Task
Reproduce the mining interview, starting at the words "Gerardo Del Real: You" and ending after "the approach there?", with "mine tours" renamed to "site visits".

Provided passage
[START]
Gerardo Del Real: You mentioned the mine tours earlier, and it's my understanding that when this study was initiated, at that time you had visited 22 mines and there had been a total, I believe, of over 440 people from the community. Can you explain that process a bit to people that may be new to the Almaden story or the approach there?
Morgan Poliquin: It's really different to do, but I think it has to be an essential practice moving forward. Mining is a tough business just from the engineering and geology side. We tend to operate in isolation, mining and exploration companies. We need to get together and do these things more as an industry because mining is poorly understood, particularly in areas where there aren't existing mines. And that's the case with Ixtaca. It's in a mining country and we're just a few hours' drive away from operating mines, but in the immediate area there aren't mines. Transparency for me meant not somebody like me pointing at a map. It meant seeing it for yourself. It comes back to we really believe in what we're doing. We really believe that mines can be done well and are an essential element of human activity and human society. Mining is not a political activity. It's an activity that's necessary. It's necessary for the economy, for the green economy in particular, but it's not well understood. Because mines are so small, in general terms, usually they don't occupy huge areas like agriculture does. Agriculture occupies 50%, I believe, in the United States. So, it's everywhere, people see it. But mining is in very specific locations and getting people out and seeing it firsthand.
[END]
Material
[START]
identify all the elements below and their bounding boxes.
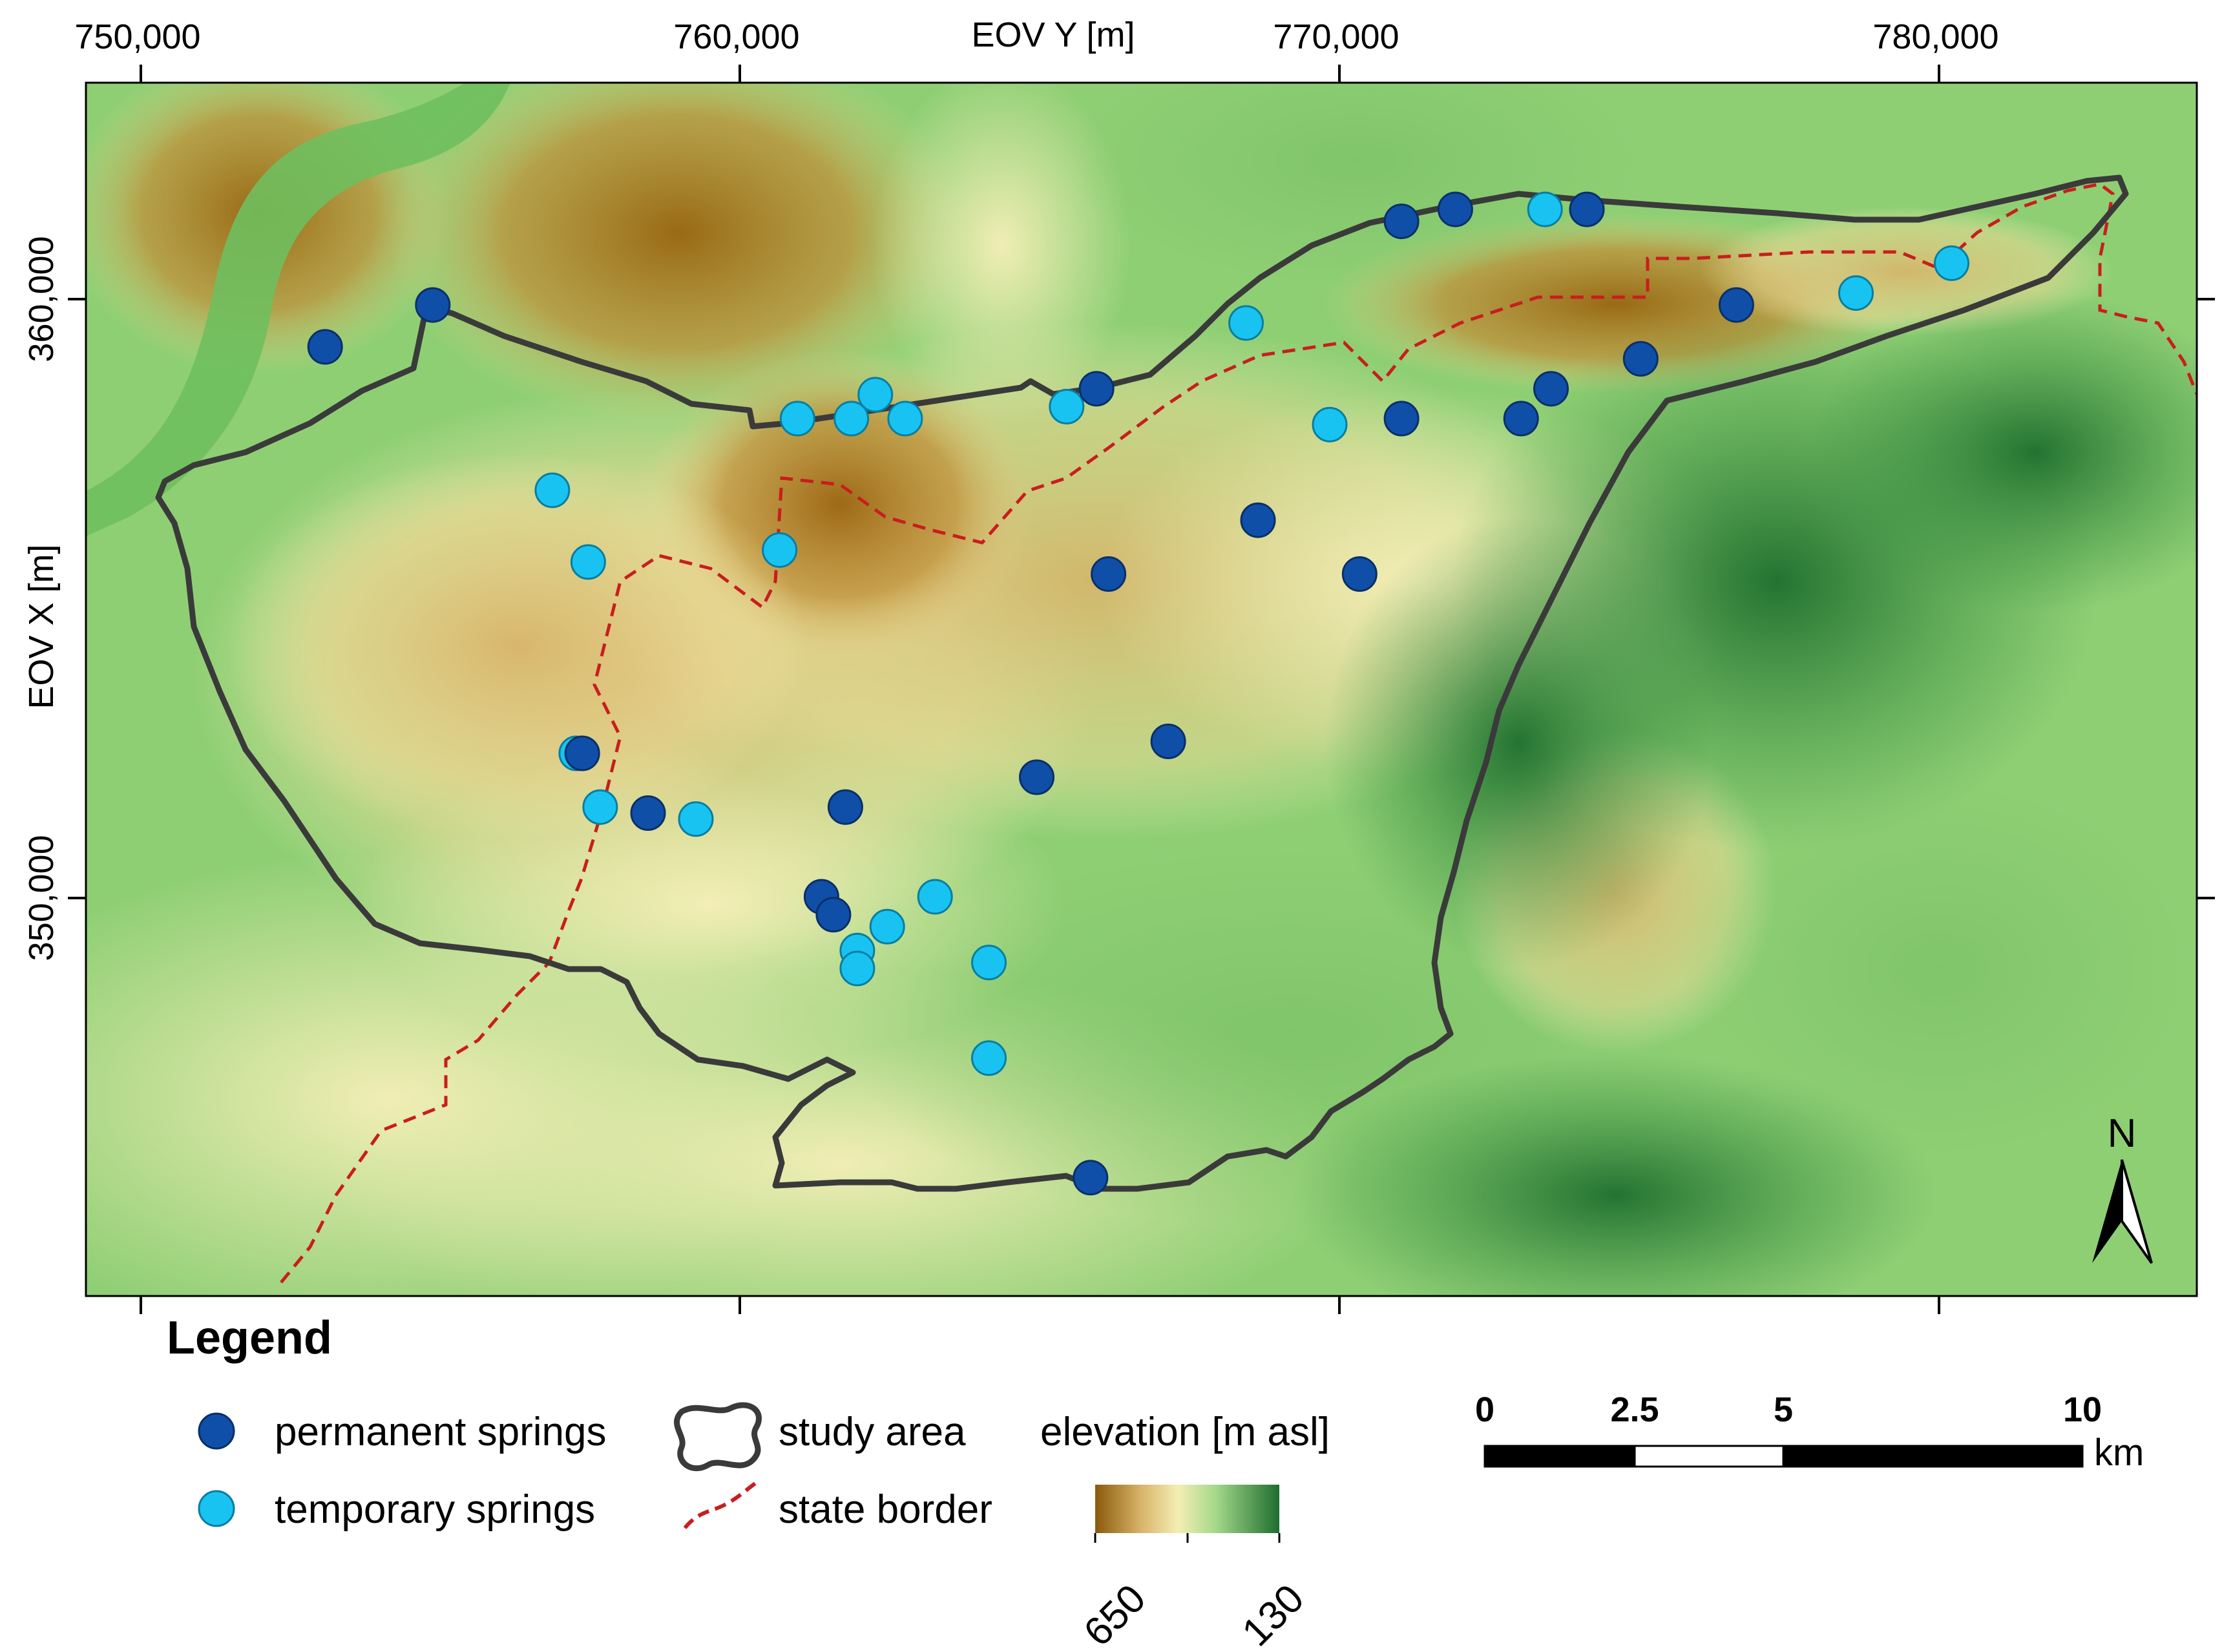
[END]
Exercise response
Gerardo Del Real: You mentioned the site visits earlier, and it's my understanding that when this study was initiated, at that time you had visited 22 mines and there had been a total, I believe, of over 440 people from the community. Can you explain that process a bit to people that may be new to the Almaden story or the approach there?